WRITTEN EXERCISE: Count every line in the following entries where the word "РАМЕНСКИЙ" appears. Give the count alone.

MATERIAL:
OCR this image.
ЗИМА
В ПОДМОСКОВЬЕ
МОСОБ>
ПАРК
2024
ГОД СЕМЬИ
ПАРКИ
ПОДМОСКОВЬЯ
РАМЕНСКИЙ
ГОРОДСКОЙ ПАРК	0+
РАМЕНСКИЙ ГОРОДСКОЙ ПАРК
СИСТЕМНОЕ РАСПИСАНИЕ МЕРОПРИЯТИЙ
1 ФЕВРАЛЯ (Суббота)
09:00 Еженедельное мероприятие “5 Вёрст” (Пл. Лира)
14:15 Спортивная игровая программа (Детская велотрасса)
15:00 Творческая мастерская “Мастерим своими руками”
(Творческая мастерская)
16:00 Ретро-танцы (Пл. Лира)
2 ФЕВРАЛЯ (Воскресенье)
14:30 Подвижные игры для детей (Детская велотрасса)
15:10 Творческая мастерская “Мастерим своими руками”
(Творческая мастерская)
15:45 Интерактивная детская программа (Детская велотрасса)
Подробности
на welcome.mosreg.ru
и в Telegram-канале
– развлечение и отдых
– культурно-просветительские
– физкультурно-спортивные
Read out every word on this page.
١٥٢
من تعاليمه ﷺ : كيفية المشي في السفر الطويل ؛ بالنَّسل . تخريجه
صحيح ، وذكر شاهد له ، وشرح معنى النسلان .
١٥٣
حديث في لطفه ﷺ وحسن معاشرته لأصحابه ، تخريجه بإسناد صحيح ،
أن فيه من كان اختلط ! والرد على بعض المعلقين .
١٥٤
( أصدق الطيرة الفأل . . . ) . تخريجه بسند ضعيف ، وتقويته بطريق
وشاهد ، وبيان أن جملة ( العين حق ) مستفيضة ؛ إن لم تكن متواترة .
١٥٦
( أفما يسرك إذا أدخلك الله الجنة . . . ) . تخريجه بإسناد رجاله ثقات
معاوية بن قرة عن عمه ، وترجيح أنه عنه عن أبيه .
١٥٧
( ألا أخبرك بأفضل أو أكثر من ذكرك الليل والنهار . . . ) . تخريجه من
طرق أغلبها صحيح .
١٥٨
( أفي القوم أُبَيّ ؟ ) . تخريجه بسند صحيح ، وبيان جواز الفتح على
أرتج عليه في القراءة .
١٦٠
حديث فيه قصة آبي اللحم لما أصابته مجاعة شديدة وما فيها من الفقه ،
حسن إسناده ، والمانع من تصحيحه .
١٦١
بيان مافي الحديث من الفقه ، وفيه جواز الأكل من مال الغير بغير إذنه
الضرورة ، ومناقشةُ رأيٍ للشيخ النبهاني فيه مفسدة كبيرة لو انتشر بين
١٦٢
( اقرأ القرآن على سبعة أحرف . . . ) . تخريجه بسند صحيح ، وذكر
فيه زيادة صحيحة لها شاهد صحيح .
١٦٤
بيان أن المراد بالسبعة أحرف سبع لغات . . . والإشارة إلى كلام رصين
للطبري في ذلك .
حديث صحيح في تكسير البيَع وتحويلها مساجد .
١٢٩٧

THE RESPONSE: 2